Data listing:
- - -

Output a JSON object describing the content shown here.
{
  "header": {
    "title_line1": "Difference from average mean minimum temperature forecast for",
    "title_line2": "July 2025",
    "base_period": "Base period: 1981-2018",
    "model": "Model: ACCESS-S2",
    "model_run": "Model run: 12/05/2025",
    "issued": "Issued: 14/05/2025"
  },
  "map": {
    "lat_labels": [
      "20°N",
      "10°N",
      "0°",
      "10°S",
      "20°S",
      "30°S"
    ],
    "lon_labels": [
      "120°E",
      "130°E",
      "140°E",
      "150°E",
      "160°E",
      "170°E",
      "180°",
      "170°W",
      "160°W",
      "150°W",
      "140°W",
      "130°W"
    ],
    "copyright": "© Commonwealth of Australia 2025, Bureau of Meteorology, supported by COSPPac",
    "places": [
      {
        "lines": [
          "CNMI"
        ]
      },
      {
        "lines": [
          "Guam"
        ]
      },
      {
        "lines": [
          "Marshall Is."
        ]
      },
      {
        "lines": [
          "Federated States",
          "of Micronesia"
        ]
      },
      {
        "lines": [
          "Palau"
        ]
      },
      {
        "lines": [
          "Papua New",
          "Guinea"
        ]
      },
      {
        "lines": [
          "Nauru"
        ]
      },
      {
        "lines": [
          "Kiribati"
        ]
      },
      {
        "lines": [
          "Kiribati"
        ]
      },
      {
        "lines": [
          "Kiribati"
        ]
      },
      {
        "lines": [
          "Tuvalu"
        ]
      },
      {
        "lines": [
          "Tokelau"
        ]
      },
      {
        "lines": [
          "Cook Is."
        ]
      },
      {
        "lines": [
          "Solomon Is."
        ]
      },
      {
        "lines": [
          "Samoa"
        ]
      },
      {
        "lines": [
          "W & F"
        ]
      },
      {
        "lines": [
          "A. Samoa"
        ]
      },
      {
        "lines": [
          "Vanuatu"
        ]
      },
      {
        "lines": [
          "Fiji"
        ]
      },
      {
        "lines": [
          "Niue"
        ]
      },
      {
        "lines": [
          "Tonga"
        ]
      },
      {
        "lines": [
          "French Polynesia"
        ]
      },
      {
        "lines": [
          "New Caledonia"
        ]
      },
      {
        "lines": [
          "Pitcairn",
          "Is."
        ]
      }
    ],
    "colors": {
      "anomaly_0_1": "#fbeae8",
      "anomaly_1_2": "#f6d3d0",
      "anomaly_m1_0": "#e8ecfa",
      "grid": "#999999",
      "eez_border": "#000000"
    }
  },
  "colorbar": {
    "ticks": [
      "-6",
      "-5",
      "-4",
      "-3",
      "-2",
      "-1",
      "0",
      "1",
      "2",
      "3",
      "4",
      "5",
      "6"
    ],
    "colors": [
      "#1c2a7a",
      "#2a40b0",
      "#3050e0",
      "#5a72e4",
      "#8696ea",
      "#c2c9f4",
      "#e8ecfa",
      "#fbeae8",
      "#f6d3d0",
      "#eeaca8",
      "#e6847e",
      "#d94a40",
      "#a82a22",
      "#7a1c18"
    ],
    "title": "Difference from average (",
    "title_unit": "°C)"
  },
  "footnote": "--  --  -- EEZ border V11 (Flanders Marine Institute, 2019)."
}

- - -

* _REQUIREMENT_
In the records above, locate the lines holding the word "from". Copy each of them.

* _FINISHED TASK_
    "title_line1": "Difference from average mean minimum temperature forecast for",
    "title": "Difference from average (",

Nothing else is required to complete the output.